## What is being asked
Using the listing below, report all lines holding the word "this".

Figure contents as structured data
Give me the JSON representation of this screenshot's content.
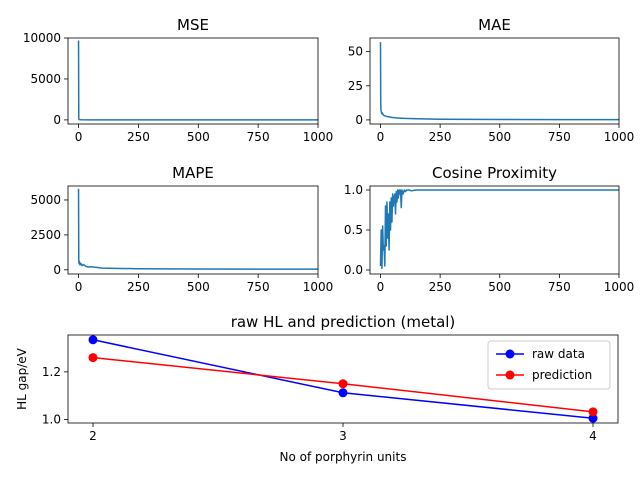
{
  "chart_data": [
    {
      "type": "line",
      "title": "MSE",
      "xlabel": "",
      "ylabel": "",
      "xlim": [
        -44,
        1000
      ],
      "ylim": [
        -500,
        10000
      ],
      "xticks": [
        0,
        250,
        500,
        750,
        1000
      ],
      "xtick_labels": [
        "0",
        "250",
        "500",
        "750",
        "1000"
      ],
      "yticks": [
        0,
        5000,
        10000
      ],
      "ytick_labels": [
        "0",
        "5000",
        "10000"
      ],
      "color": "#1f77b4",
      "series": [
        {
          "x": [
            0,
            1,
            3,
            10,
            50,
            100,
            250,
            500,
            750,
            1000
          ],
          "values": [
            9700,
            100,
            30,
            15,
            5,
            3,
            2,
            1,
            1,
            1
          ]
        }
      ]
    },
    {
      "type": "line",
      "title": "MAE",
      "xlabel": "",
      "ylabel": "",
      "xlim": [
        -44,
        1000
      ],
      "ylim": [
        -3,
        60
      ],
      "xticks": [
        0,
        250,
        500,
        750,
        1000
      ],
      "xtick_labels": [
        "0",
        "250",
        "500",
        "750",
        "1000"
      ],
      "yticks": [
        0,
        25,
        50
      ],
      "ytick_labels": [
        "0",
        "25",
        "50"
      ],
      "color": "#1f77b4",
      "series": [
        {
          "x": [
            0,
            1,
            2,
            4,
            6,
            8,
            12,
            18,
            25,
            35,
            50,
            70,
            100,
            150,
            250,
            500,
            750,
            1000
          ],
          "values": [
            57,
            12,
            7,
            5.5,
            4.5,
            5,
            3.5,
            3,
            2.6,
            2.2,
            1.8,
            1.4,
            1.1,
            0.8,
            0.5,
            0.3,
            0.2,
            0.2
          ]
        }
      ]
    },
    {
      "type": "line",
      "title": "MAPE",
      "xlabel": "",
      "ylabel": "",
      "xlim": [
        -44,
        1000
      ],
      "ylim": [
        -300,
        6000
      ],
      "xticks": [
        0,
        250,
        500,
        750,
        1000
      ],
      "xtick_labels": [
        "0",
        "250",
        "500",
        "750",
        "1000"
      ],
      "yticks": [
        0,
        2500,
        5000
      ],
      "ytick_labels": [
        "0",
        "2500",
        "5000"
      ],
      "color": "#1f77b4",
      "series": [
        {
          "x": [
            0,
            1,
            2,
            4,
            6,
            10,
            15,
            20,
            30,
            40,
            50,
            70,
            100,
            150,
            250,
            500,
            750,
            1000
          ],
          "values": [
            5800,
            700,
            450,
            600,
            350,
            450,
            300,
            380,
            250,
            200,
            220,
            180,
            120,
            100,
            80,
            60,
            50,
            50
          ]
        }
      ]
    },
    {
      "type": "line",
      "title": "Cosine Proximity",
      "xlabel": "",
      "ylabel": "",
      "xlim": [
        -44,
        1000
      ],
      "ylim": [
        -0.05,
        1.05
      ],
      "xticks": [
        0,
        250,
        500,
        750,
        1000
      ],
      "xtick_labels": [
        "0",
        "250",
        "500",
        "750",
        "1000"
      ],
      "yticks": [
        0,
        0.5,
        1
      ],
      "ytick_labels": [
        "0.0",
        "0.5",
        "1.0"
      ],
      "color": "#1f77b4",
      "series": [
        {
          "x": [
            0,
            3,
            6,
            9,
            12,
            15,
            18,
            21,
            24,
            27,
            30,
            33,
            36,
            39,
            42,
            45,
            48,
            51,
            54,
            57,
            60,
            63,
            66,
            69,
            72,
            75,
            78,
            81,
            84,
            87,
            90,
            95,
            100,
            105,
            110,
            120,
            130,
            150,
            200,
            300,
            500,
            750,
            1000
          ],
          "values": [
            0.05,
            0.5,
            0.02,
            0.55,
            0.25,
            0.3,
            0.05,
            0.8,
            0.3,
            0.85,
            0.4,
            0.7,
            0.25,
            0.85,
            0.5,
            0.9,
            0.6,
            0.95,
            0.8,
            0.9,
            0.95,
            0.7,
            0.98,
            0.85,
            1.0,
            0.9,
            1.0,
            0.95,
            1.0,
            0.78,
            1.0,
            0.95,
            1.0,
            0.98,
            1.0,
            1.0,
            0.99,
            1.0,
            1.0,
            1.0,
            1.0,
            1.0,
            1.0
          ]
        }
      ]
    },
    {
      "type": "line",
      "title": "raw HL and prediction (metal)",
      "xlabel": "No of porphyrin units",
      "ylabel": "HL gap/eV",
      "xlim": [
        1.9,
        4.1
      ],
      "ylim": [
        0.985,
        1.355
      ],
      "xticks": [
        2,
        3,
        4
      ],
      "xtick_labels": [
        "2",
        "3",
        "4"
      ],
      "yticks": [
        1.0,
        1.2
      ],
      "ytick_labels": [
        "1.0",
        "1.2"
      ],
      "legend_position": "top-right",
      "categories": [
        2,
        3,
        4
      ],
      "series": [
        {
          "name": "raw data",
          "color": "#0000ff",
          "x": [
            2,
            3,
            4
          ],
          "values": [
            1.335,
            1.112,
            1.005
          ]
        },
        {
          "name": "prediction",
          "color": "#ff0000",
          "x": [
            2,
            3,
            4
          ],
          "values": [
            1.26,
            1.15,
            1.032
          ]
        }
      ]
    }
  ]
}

* * *

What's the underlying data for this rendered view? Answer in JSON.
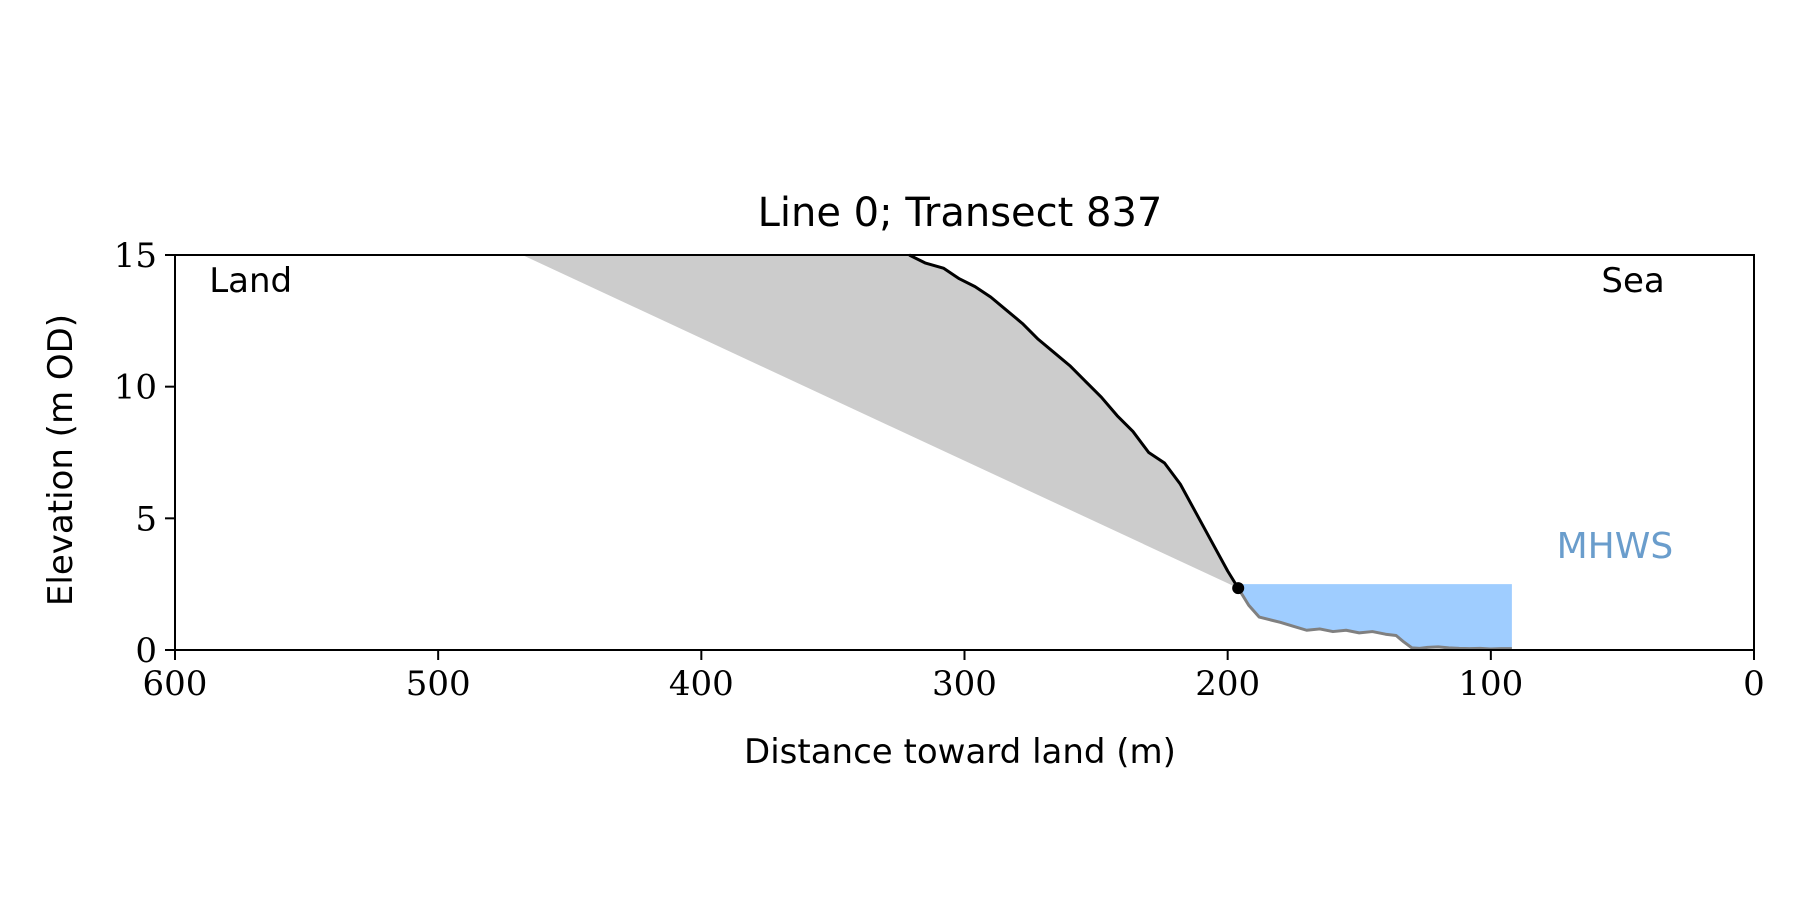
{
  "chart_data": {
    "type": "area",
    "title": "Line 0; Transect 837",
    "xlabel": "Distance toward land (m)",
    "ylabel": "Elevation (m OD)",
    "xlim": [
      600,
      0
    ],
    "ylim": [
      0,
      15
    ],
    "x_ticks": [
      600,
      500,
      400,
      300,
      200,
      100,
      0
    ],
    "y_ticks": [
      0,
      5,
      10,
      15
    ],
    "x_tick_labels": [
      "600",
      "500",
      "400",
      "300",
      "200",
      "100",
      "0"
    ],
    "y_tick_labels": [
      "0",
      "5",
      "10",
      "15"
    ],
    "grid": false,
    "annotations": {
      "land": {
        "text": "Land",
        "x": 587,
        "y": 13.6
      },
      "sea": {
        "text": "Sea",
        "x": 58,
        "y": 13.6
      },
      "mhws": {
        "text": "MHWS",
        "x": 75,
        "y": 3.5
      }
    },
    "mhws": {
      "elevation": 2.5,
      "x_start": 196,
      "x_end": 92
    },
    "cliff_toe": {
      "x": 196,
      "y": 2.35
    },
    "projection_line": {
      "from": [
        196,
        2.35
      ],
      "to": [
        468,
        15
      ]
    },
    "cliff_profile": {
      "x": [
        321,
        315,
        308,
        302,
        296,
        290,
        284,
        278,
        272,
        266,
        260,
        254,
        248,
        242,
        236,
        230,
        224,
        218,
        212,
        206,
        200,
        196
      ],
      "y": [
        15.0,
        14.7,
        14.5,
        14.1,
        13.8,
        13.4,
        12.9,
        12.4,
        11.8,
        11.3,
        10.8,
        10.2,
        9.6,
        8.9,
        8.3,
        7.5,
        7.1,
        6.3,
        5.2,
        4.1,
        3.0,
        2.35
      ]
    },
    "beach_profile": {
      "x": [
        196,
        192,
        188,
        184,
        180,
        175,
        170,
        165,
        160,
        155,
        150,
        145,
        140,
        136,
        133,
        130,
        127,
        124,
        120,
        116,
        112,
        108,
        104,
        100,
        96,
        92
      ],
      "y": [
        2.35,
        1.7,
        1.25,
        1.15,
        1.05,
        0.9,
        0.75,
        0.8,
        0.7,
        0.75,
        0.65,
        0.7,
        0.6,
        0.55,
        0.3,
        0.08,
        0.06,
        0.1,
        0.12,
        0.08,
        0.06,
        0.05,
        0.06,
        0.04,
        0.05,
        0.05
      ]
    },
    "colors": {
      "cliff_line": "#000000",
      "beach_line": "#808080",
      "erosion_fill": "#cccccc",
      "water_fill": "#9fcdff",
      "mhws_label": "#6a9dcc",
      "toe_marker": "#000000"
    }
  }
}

--

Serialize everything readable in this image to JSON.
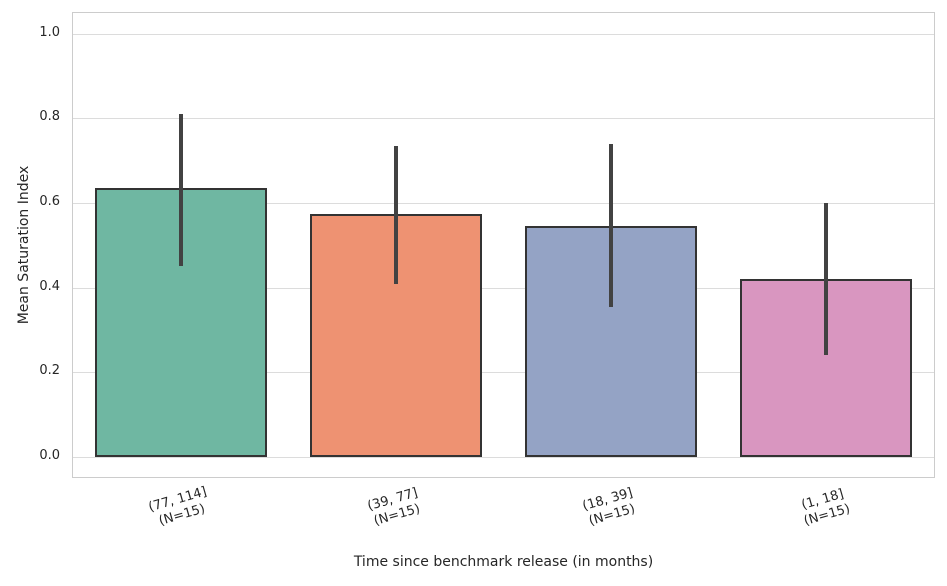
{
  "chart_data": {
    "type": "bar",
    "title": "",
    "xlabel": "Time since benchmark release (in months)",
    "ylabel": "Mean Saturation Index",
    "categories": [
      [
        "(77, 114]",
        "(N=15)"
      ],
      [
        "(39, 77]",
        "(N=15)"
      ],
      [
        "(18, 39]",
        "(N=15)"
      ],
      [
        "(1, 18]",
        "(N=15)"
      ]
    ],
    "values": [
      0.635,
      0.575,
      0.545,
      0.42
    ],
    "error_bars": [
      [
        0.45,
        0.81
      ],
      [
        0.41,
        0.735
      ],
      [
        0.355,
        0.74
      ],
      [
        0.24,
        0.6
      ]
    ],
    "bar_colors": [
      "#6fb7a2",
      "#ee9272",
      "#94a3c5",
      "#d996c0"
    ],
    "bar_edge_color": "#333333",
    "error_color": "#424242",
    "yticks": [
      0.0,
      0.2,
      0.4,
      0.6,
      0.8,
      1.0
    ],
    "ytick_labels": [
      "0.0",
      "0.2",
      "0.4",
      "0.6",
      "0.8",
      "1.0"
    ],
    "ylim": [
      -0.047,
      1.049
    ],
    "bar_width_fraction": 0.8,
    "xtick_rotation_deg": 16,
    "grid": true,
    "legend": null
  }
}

## Task output
Give me the JSON representation of this screenshot's content.
What's the underlying data for this rendered view? Answer in JSON.
Serialize everything readable in this image to JSON.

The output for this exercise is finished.